# REQUIRED TASK:
Copy every line in the records below that contains the word "result".

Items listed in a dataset
****

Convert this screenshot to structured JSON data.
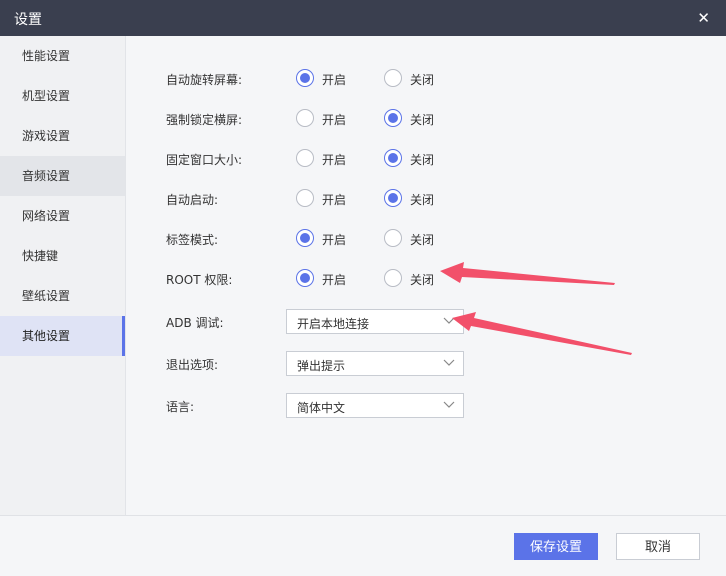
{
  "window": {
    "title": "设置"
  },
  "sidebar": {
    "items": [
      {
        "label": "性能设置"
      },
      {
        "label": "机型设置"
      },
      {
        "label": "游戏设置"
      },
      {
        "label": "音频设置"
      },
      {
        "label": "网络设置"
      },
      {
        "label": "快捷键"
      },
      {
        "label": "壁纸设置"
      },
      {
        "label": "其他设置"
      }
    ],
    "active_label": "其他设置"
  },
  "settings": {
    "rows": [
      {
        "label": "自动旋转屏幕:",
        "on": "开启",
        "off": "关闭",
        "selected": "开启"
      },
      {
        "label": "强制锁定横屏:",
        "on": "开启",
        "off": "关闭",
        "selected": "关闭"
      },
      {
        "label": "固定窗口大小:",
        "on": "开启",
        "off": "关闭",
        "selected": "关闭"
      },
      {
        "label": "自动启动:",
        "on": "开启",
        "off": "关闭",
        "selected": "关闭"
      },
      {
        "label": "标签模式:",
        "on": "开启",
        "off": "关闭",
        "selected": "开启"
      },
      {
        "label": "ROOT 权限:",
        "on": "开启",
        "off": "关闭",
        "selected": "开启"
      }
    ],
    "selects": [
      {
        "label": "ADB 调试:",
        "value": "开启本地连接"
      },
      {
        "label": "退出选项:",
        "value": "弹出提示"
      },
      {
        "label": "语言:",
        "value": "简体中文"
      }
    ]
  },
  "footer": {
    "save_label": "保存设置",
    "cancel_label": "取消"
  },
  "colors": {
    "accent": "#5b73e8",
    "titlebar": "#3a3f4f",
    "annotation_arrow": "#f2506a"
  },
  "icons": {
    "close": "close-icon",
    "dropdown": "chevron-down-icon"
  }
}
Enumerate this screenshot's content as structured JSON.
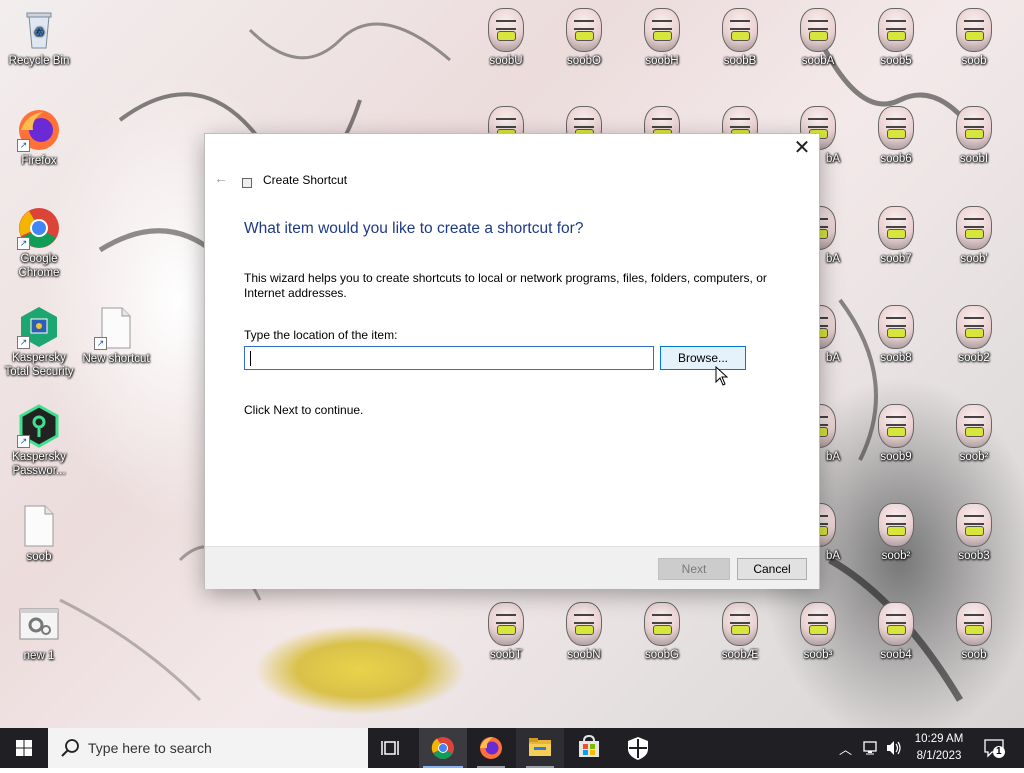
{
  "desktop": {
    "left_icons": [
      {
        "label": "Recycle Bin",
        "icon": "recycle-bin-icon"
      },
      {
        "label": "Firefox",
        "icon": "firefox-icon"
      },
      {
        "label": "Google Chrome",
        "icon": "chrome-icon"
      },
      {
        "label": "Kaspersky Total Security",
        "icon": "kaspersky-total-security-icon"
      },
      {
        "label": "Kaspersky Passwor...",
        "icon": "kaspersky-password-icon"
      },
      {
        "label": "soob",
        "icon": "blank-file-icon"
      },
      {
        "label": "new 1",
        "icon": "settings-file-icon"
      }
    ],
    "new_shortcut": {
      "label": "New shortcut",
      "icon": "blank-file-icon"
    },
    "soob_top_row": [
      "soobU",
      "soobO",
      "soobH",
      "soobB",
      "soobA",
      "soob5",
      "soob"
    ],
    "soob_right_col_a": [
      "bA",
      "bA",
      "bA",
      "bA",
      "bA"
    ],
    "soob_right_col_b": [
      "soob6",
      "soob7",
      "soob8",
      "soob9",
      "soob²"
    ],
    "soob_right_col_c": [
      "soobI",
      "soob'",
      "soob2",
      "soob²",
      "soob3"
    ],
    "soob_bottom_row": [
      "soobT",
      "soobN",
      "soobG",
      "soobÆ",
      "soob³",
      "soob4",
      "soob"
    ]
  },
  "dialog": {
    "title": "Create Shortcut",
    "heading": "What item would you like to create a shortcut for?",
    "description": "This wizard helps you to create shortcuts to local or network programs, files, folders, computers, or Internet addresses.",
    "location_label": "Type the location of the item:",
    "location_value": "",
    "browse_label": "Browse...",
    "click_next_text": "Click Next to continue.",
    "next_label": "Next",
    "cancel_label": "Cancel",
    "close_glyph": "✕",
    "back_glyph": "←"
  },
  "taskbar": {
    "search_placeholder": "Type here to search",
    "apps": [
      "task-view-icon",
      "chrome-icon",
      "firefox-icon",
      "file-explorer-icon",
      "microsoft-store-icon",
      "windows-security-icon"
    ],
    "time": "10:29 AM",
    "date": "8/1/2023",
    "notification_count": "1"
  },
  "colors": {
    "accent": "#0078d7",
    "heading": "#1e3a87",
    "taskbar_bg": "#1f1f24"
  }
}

****

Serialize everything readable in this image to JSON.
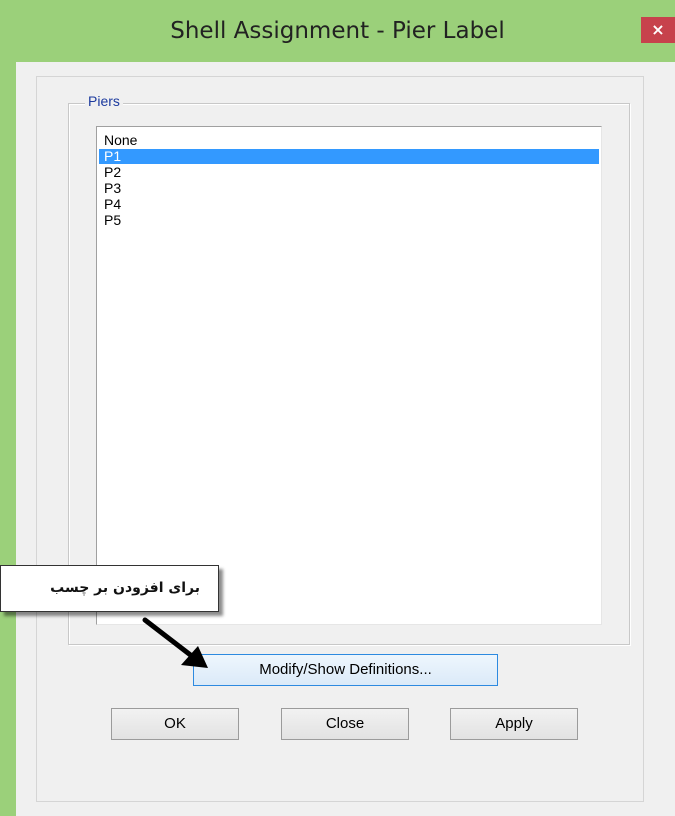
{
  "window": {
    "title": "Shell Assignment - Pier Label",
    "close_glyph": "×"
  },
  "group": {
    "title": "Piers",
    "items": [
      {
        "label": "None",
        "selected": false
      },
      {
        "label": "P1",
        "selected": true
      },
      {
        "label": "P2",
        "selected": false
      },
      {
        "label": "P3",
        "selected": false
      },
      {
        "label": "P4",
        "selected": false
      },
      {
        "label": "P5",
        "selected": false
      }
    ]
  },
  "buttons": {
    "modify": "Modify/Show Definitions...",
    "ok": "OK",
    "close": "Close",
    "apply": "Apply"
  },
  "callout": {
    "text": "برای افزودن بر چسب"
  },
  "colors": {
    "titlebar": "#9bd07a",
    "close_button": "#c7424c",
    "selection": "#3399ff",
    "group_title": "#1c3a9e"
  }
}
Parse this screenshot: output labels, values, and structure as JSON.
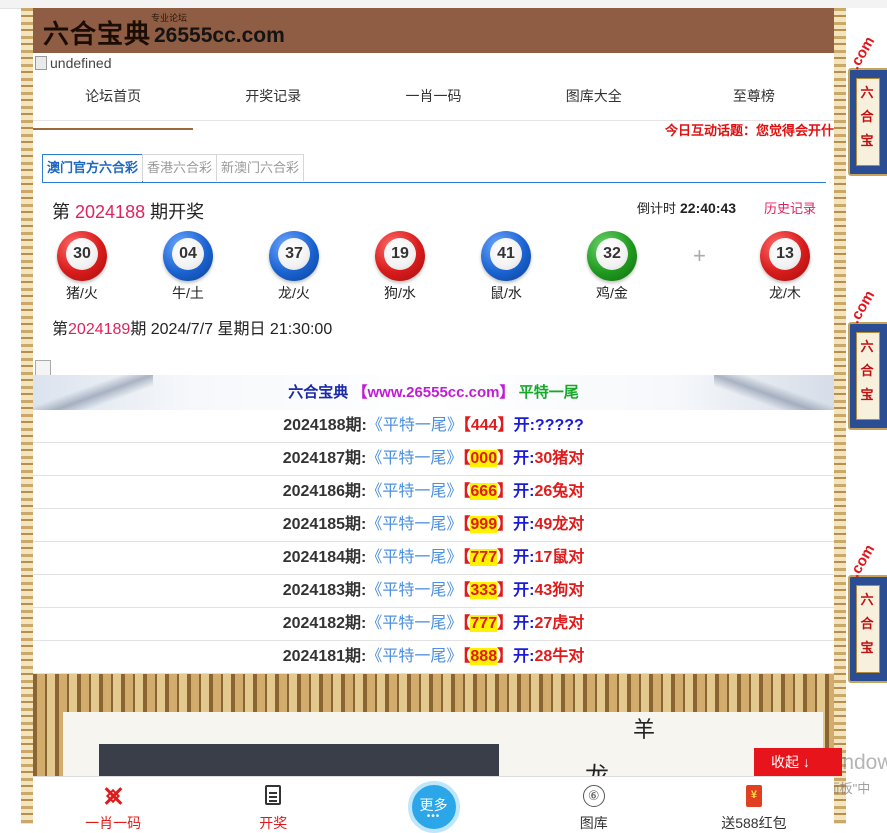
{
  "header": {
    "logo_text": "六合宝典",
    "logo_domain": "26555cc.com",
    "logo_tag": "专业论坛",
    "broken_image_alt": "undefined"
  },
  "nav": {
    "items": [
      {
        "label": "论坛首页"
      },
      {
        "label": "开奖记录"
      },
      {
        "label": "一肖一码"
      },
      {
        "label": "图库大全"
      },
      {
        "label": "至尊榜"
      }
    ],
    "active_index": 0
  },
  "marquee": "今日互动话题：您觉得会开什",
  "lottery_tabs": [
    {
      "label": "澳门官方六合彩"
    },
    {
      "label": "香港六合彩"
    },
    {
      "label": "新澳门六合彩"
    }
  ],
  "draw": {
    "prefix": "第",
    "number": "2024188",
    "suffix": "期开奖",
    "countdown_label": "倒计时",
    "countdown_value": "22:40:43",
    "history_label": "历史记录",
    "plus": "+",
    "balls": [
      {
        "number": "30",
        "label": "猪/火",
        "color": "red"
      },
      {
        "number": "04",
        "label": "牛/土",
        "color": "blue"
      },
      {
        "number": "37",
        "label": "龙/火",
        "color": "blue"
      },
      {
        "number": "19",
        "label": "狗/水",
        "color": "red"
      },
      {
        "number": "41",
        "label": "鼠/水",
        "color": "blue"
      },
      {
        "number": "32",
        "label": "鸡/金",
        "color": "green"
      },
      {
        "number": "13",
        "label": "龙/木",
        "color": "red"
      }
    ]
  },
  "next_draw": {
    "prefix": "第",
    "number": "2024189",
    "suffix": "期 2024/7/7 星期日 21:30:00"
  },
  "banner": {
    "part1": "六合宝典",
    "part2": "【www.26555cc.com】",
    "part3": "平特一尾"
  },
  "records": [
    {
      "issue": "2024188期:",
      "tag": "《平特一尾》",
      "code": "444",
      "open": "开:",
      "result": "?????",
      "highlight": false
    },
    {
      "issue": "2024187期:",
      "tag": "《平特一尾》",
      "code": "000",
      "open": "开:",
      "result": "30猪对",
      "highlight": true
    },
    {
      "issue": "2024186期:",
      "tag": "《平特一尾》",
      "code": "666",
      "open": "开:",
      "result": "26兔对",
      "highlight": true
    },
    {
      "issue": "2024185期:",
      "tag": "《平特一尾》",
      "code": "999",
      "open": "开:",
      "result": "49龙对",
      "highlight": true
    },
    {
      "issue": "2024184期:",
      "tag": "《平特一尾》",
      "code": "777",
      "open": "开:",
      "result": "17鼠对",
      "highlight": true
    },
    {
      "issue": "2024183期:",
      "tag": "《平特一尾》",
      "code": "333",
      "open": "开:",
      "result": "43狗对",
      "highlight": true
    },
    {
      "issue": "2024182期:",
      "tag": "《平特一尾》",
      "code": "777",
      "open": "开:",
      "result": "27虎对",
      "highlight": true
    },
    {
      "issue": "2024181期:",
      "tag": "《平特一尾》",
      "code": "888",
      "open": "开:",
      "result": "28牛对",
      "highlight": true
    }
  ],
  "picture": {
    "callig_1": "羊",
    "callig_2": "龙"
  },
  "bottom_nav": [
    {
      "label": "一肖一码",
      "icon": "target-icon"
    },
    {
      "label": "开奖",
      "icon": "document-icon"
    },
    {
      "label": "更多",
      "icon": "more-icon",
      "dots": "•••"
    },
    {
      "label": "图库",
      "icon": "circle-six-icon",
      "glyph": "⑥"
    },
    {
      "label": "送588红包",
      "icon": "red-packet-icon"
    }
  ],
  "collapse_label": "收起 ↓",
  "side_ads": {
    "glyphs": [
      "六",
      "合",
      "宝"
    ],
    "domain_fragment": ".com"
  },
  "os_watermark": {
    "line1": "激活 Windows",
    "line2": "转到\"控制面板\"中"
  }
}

****

# FULL ANSWER:
      "result": "?????",
      "result": "30猪对",
      "result": "26兔对",
      "result": "49龙对",
      "result": "17鼠对",
      "result": "43狗对",
      "result": "27虎对",
      "result": "28牛对",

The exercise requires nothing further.